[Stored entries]
========================
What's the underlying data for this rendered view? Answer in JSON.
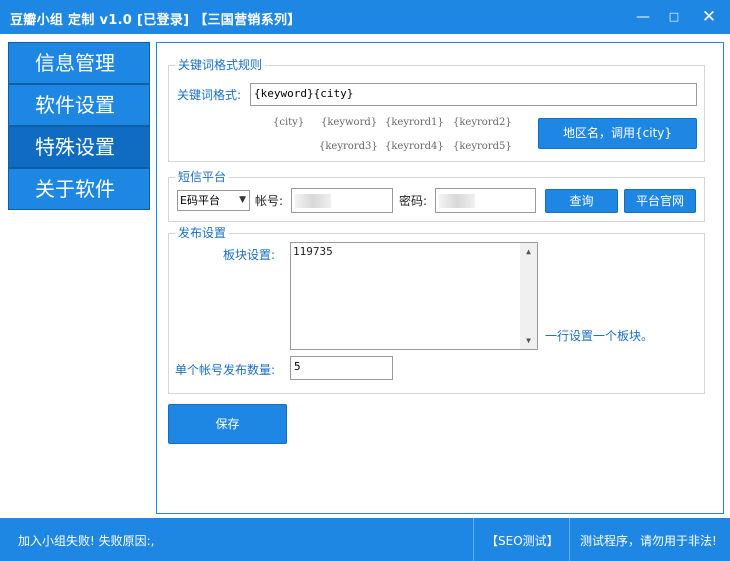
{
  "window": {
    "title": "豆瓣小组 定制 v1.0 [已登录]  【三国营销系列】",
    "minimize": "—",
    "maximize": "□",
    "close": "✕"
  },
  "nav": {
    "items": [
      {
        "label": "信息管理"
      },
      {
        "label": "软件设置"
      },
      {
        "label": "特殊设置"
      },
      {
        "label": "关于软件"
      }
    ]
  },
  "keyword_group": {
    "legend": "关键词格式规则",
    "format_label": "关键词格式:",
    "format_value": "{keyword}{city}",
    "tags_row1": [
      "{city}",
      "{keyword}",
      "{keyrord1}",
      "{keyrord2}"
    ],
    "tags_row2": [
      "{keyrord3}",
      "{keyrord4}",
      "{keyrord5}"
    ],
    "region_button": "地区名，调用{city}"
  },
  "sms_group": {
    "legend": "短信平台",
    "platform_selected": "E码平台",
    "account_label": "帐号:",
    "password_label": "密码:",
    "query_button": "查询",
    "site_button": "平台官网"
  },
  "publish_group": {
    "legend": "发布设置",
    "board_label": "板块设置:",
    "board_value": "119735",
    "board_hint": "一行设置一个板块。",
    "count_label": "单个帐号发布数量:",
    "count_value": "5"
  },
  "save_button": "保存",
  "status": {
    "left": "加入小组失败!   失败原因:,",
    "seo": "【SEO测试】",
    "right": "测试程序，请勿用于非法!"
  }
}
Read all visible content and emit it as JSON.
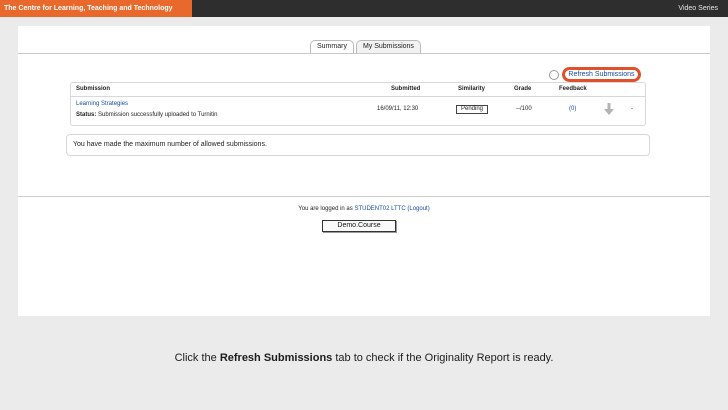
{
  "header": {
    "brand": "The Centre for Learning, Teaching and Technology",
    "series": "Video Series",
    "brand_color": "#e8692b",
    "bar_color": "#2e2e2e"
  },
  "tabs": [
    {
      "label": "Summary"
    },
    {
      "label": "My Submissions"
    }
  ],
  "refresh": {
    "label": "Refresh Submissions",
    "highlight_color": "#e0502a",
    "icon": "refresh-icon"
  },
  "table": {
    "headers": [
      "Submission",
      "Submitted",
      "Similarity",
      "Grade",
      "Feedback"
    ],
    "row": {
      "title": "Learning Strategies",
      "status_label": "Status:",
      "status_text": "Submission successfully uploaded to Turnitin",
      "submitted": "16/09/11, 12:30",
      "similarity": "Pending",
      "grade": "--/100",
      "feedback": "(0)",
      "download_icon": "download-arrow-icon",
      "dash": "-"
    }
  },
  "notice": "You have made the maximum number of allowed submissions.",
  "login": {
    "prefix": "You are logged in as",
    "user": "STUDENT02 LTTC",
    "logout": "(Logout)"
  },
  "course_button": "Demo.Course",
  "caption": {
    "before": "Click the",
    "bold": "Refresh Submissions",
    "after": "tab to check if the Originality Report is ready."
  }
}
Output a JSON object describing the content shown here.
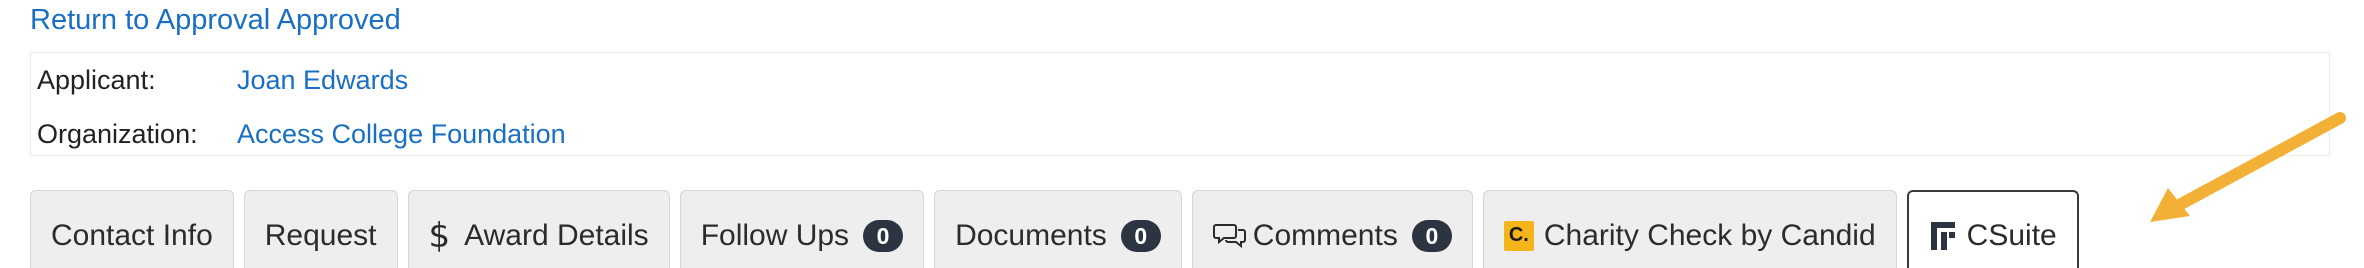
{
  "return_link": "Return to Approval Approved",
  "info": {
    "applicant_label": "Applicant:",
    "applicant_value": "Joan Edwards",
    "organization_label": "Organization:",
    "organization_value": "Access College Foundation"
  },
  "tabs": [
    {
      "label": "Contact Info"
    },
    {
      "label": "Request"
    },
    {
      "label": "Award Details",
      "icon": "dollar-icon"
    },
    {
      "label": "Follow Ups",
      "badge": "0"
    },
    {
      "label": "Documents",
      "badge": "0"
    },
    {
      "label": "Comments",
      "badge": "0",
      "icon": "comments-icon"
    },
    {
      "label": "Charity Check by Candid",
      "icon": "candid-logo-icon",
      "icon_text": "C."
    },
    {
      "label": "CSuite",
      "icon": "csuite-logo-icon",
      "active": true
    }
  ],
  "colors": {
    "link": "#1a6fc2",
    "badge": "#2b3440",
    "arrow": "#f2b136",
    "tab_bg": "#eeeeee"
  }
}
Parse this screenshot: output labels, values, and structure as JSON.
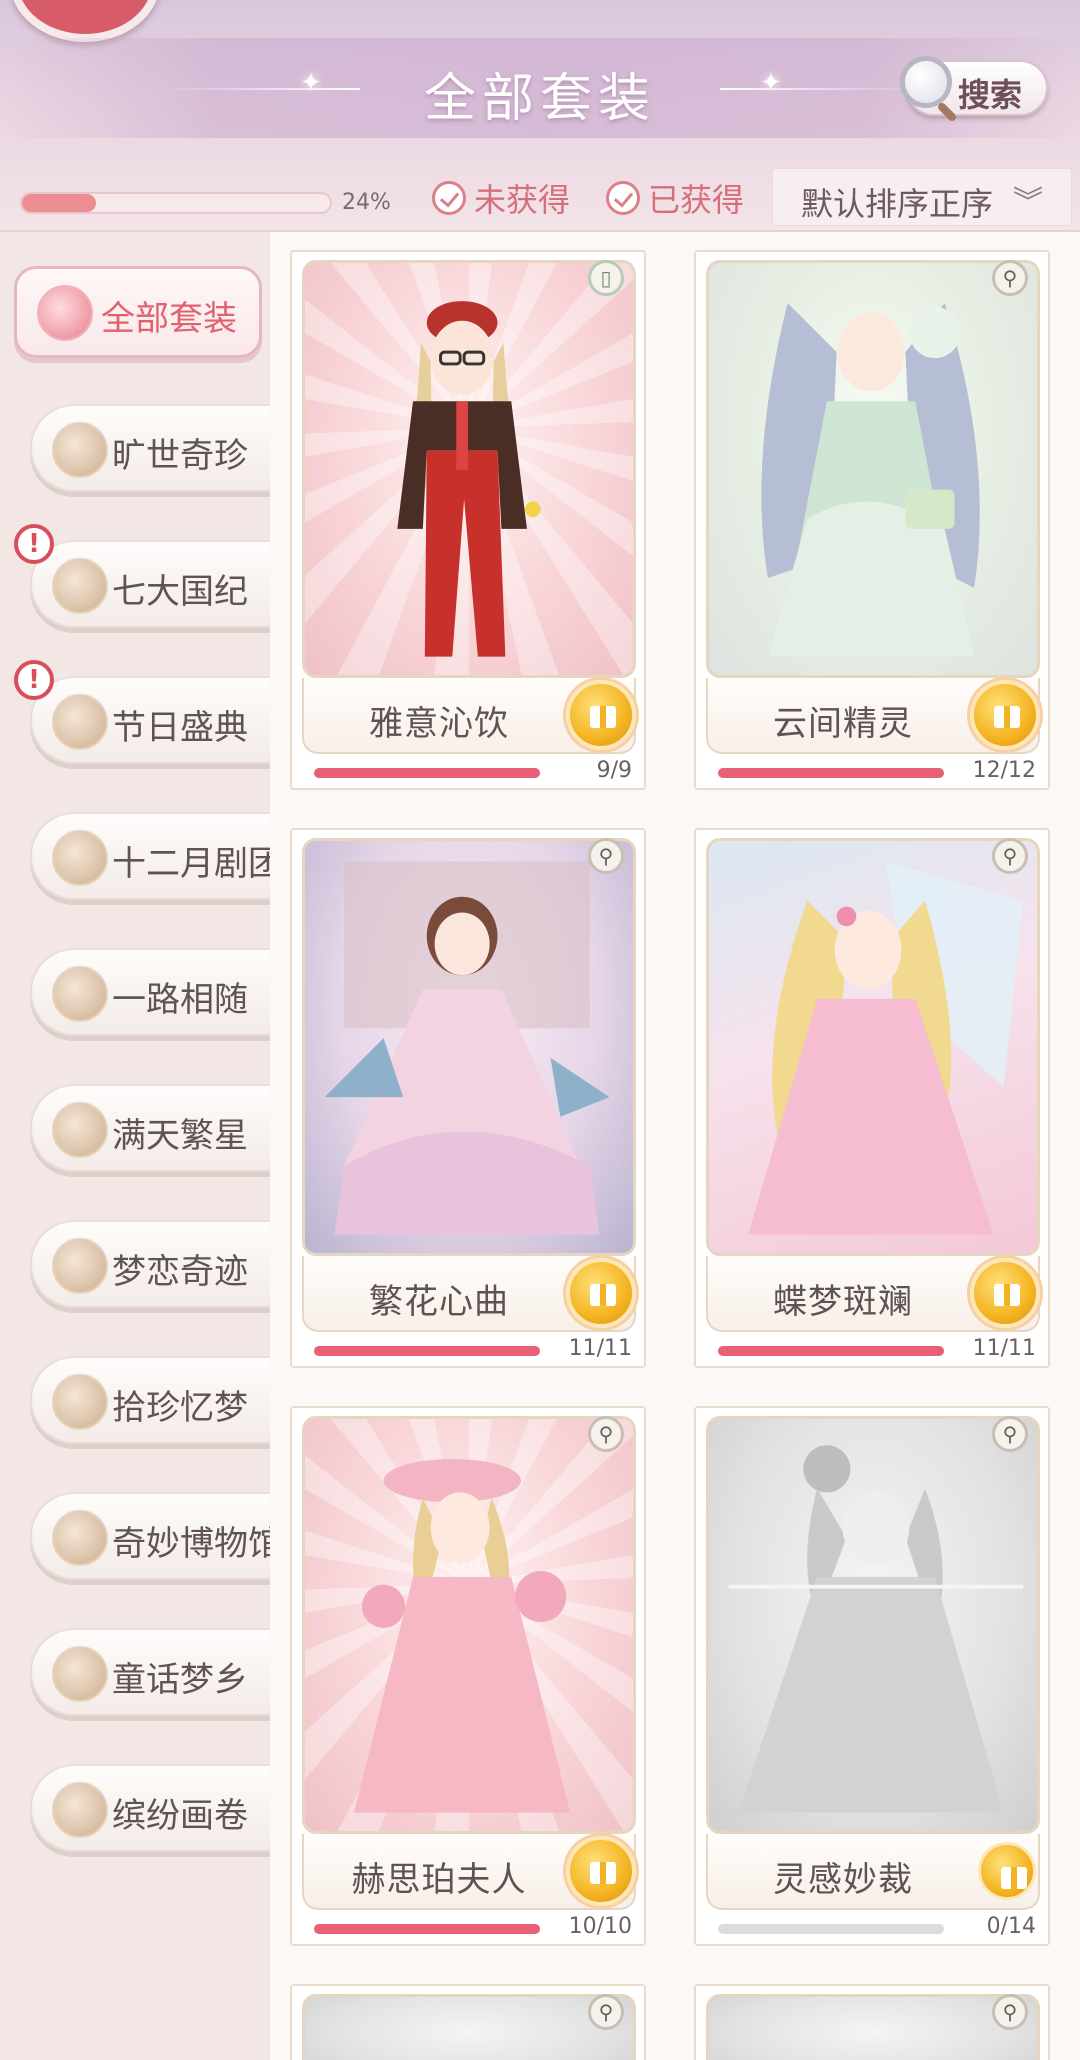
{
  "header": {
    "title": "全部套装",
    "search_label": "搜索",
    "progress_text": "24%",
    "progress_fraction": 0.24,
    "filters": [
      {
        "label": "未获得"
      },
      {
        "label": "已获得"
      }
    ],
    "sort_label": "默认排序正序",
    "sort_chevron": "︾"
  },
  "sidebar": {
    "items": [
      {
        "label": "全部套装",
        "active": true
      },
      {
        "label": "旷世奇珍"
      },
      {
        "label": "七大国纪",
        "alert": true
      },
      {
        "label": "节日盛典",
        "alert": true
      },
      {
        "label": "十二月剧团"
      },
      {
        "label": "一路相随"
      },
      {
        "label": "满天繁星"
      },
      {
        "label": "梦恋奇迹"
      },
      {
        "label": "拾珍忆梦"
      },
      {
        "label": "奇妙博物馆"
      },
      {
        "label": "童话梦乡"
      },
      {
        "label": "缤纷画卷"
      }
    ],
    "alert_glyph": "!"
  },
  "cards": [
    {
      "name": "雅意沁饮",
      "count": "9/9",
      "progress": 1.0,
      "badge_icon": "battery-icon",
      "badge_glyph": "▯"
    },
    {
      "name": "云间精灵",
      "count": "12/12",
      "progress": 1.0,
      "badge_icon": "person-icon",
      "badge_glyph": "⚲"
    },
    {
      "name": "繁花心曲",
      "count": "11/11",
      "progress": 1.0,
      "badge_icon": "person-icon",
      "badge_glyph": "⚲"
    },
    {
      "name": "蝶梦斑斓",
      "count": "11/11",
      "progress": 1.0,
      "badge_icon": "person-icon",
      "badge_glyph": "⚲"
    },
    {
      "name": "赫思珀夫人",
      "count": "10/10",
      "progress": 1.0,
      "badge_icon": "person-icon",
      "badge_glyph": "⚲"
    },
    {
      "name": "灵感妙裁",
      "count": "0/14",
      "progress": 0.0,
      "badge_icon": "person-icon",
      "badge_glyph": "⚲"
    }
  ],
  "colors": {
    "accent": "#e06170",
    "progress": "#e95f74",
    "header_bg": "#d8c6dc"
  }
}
========================
Exactly as written, return every line of the listing, but not the pictures.

Exercise result
What's the underlying data for this rendered view? Answer in JSON.
{
  "window": {
    "title": "豆瓣小组 定制 v1.0 [已登录]  【三国营销系列】",
    "minimize": "—",
    "maximize": "□",
    "close": "✕"
  },
  "nav": {
    "items": [
      {
        "label": "信息管理"
      },
      {
        "label": "软件设置"
      },
      {
        "label": "特殊设置"
      },
      {
        "label": "关于软件"
      }
    ]
  },
  "keyword_group": {
    "legend": "关键词格式规则",
    "format_label": "关键词格式:",
    "format_value": "{keyword}{city}",
    "tags_row1": [
      "{city}",
      "{keyword}",
      "{keyrord1}",
      "{keyrord2}"
    ],
    "tags_row2": [
      "{keyrord3}",
      "{keyrord4}",
      "{keyrord5}"
    ],
    "region_button": "地区名，调用{city}"
  },
  "sms_group": {
    "legend": "短信平台",
    "platform_selected": "E码平台",
    "account_label": "帐号:",
    "password_label": "密码:",
    "query_button": "查询",
    "site_button": "平台官网"
  },
  "publish_group": {
    "legend": "发布设置",
    "board_label": "板块设置:",
    "board_value": "119735",
    "board_hint": "一行设置一个板块。",
    "count_label": "单个帐号发布数量:",
    "count_value": "5"
  },
  "save_button": "保存",
  "status": {
    "left": "加入小组失败!   失败原因:,",
    "seo": "【SEO测试】",
    "right": "测试程序，请勿用于非法!"
  }
}
Read all visible content and emit it as JSON.
{
  "header": {
    "brand": "The Centre for Learning, Teaching and Technology",
    "series": "Video Series",
    "brand_color": "#e8692b",
    "bar_color": "#2e2e2e"
  },
  "tabs": [
    {
      "label": "Summary"
    },
    {
      "label": "My Submissions"
    }
  ],
  "refresh": {
    "label": "Refresh Submissions",
    "highlight_color": "#e0502a",
    "icon": "refresh-icon"
  },
  "table": {
    "headers": [
      "Submission",
      "Submitted",
      "Similarity",
      "Grade",
      "Feedback"
    ],
    "row": {
      "title": "Learning Strategies",
      "status_label": "Status:",
      "status_text": "Submission successfully uploaded to Turnitin",
      "submitted": "16/09/11, 12:30",
      "similarity": "Pending",
      "grade": "--/100",
      "feedback": "(0)",
      "download_icon": "download-arrow-icon",
      "dash": "-"
    }
  },
  "notice": "You have made the maximum number of allowed submissions.",
  "login": {
    "prefix": "You are logged in as",
    "user": "STUDENT02 LTTC",
    "logout": "(Logout)"
  },
  "course_button": "Demo.Course",
  "caption": {
    "before": "Click the",
    "bold": "Refresh Submissions",
    "after": "tab to check if the Originality Report is ready."
  }
}
Output a JSON object describing the content shown here.
{
  "return_link": "Return to Approval Approved",
  "info": {
    "applicant_label": "Applicant:",
    "applicant_value": "Joan Edwards",
    "organization_label": "Organization:",
    "organization_value": "Access College Foundation"
  },
  "tabs": [
    {
      "label": "Contact Info"
    },
    {
      "label": "Request"
    },
    {
      "label": "Award Details",
      "icon": "dollar-icon"
    },
    {
      "label": "Follow Ups",
      "badge": "0"
    },
    {
      "label": "Documents",
      "badge": "0"
    },
    {
      "label": "Comments",
      "badge": "0",
      "icon": "comments-icon"
    },
    {
      "label": "Charity Check by Candid",
      "icon": "candid-logo-icon",
      "icon_text": "C."
    },
    {
      "label": "CSuite",
      "icon": "csuite-logo-icon",
      "active": true
    }
  ],
  "colors": {
    "link": "#1a6fc2",
    "badge": "#2b3440",
    "arrow": "#f2b136",
    "tab_bg": "#eeeeee"
  }
}
Parse this screenshot: output labels, values, and structure as JSON.
{
  "header": {
    "title": "全部套装",
    "search_label": "搜索",
    "progress_text": "24%",
    "progress_fraction": 0.24,
    "filters": [
      {
        "label": "未获得"
      },
      {
        "label": "已获得"
      }
    ],
    "sort_label": "默认排序正序",
    "sort_chevron": "︾"
  },
  "sidebar": {
    "items": [
      {
        "label": "全部套装",
        "active": true
      },
      {
        "label": "旷世奇珍"
      },
      {
        "label": "七大国纪",
        "alert": true
      },
      {
        "label": "节日盛典",
        "alert": true
      },
      {
        "label": "十二月剧团"
      },
      {
        "label": "一路相随"
      },
      {
        "label": "满天繁星"
      },
      {
        "label": "梦恋奇迹"
      },
      {
        "label": "拾珍忆梦"
      },
      {
        "label": "奇妙博物馆"
      },
      {
        "label": "童话梦乡"
      },
      {
        "label": "缤纷画卷"
      }
    ],
    "alert_glyph": "!"
  },
  "cards": [
    {
      "name": "雅意沁饮",
      "count": "9/9",
      "progress": 1.0,
      "badge_icon": "battery-icon",
      "badge_glyph": "▯"
    },
    {
      "name": "云间精灵",
      "count": "12/12",
      "progress": 1.0,
      "badge_icon": "person-icon",
      "badge_glyph": "⚲"
    },
    {
      "name": "繁花心曲",
      "count": "11/11",
      "progress": 1.0,
      "badge_icon": "person-icon",
      "badge_glyph": "⚲"
    },
    {
      "name": "蝶梦斑斓",
      "count": "11/11",
      "progress": 1.0,
      "badge_icon": "person-icon",
      "badge_glyph": "⚲"
    },
    {
      "name": "赫思珀夫人",
      "count": "10/10",
      "progress": 1.0,
      "badge_icon": "person-icon",
      "badge_glyph": "⚲"
    },
    {
      "name": "灵感妙裁",
      "count": "0/14",
      "progress": 0.0,
      "badge_icon": "person-icon",
      "badge_glyph": "⚲"
    }
  ],
  "colors": {
    "accent": "#e06170",
    "progress": "#e95f74",
    "header_bg": "#d8c6dc"
  }
}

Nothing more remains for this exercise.